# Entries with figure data
-- -- --

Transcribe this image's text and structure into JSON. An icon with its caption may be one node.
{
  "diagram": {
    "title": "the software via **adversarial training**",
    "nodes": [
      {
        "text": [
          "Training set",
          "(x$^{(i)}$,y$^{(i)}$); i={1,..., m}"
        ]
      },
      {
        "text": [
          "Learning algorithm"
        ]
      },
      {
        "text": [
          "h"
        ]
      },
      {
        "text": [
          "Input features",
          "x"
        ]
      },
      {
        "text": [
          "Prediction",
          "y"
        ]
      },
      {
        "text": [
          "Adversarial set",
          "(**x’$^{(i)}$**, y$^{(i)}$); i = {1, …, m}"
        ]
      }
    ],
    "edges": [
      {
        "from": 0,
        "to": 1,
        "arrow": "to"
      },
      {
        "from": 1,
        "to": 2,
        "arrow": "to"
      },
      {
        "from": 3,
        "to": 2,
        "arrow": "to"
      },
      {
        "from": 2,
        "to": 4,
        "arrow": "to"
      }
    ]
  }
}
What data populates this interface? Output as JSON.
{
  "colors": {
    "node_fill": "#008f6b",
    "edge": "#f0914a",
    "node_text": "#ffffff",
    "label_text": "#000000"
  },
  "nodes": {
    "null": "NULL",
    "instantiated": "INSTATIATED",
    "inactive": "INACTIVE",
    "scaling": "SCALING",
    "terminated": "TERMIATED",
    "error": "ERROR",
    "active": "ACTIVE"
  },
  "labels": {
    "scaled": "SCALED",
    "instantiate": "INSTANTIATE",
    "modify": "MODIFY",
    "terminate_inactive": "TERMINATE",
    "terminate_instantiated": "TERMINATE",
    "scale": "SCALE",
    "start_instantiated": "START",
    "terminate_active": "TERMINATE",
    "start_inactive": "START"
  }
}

-- -- --

# Instructions to follow
Using the material above, gather every line that includes "START".

# Result of the exercise
    "start_instantiated": "START",
    "start_inactive": "START"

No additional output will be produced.